> _GOAL_: Word for word, retype every entry in the listing.

> _SUPPLIED RECORDS_:
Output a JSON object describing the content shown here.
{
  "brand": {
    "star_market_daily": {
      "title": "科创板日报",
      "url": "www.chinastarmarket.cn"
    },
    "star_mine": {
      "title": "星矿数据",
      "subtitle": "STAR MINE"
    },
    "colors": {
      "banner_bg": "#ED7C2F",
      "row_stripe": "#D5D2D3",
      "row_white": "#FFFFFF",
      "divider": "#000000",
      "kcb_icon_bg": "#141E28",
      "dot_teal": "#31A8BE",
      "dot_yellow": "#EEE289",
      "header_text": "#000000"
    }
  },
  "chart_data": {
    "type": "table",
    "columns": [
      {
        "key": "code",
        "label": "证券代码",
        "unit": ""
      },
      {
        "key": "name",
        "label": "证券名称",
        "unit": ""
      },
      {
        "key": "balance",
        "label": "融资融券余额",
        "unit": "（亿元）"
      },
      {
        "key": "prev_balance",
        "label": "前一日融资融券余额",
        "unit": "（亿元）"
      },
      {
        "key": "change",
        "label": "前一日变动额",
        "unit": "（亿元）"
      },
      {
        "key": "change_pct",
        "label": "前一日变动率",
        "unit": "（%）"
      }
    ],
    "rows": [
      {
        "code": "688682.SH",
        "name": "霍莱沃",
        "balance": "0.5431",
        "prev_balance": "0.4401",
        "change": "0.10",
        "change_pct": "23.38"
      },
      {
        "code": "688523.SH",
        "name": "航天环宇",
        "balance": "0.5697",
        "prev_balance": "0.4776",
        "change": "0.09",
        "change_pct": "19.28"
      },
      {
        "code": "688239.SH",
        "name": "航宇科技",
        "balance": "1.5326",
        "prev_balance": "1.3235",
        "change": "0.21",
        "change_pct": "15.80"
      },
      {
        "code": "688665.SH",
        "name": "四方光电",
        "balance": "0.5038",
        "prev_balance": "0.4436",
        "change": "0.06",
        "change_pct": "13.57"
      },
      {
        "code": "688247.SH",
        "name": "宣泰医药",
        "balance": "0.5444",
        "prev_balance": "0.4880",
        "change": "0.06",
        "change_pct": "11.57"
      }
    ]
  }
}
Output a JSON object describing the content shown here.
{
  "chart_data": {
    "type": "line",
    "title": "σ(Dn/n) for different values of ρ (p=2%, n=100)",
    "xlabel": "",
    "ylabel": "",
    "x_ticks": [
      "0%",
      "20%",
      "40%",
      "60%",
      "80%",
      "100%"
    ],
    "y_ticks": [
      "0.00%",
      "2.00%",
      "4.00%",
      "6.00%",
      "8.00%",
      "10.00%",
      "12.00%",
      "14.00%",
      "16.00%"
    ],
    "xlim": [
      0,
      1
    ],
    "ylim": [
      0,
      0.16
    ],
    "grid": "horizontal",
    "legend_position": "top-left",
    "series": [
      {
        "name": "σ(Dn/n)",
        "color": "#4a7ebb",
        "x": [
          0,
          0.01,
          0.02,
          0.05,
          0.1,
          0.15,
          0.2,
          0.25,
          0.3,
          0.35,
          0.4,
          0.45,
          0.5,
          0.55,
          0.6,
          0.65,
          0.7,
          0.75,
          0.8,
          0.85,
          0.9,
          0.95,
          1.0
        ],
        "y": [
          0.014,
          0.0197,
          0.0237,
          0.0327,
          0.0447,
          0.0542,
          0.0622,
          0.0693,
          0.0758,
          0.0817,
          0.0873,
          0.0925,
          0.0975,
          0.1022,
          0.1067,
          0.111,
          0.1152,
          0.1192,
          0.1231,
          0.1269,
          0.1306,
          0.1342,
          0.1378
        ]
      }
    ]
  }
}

> _TASK RESULT_:
Output a JSON object describing the content shown here.
{
  "brand": {
    "star_market_daily": {
      "title": "科创板日报",
      "url": "www.chinastarmarket.cn"
    },
    "star_mine": {
      "title": "星矿数据",
      "subtitle": "STAR MINE"
    },
    "colors": {
      "banner_bg": "#ED7C2F",
      "row_stripe": "#D5D2D3",
      "row_white": "#FFFFFF",
      "divider": "#000000",
      "kcb_icon_bg": "#141E28",
      "dot_teal": "#31A8BE",
      "dot_yellow": "#EEE289",
      "header_text": "#000000"
    }
  },
  "chart_data": {
    "type": "table",
    "columns": [
      {
        "key": "code",
        "label": "证券代码",
        "unit": ""
      },
      {
        "key": "name",
        "label": "证券名称",
        "unit": ""
      },
      {
        "key": "balance",
        "label": "融资融券余额",
        "unit": "（亿元）"
      },
      {
        "key": "prev_balance",
        "label": "前一日融资融券余额",
        "unit": "（亿元）"
      },
      {
        "key": "change",
        "label": "前一日变动额",
        "unit": "（亿元）"
      },
      {
        "key": "change_pct",
        "label": "前一日变动率",
        "unit": "（%）"
      }
    ],
    "rows": [
      {
        "code": "688682.SH",
        "name": "霍莱沃",
        "balance": "0.5431",
        "prev_balance": "0.4401",
        "change": "0.10",
        "change_pct": "23.38"
      },
      {
        "code": "688523.SH",
        "name": "航天环宇",
        "balance": "0.5697",
        "prev_balance": "0.4776",
        "change": "0.09",
        "change_pct": "19.28"
      },
      {
        "code": "688239.SH",
        "name": "航宇科技",
        "balance": "1.5326",
        "prev_balance": "1.3235",
        "change": "0.21",
        "change_pct": "15.80"
      },
      {
        "code": "688665.SH",
        "name": "四方光电",
        "balance": "0.5038",
        "prev_balance": "0.4436",
        "change": "0.06",
        "change_pct": "13.57"
      },
      {
        "code": "688247.SH",
        "name": "宣泰医药",
        "balance": "0.5444",
        "prev_balance": "0.4880",
        "change": "0.06",
        "change_pct": "11.57"
      }
    ]
  }
}
Output a JSON object describing the content shown here.
{
  "chart_data": {
    "type": "line",
    "title": "σ(Dn/n) for different values of ρ (p=2%, n=100)",
    "xlabel": "",
    "ylabel": "",
    "x_ticks": [
      "0%",
      "20%",
      "40%",
      "60%",
      "80%",
      "100%"
    ],
    "y_ticks": [
      "0.00%",
      "2.00%",
      "4.00%",
      "6.00%",
      "8.00%",
      "10.00%",
      "12.00%",
      "14.00%",
      "16.00%"
    ],
    "xlim": [
      0,
      1
    ],
    "ylim": [
      0,
      0.16
    ],
    "grid": "horizontal",
    "legend_position": "top-left",
    "series": [
      {
        "name": "σ(Dn/n)",
        "color": "#4a7ebb",
        "x": [
          0,
          0.01,
          0.02,
          0.05,
          0.1,
          0.15,
          0.2,
          0.25,
          0.3,
          0.35,
          0.4,
          0.45,
          0.5,
          0.55,
          0.6,
          0.65,
          0.7,
          0.75,
          0.8,
          0.85,
          0.9,
          0.95,
          1.0
        ],
        "y": [
          0.014,
          0.0197,
          0.0237,
          0.0327,
          0.0447,
          0.0542,
          0.0622,
          0.0693,
          0.0758,
          0.0817,
          0.0873,
          0.0925,
          0.0975,
          0.1022,
          0.1067,
          0.111,
          0.1152,
          0.1192,
          0.1231,
          0.1269,
          0.1306,
          0.1342,
          0.1378
        ]
      }
    ]
  }
}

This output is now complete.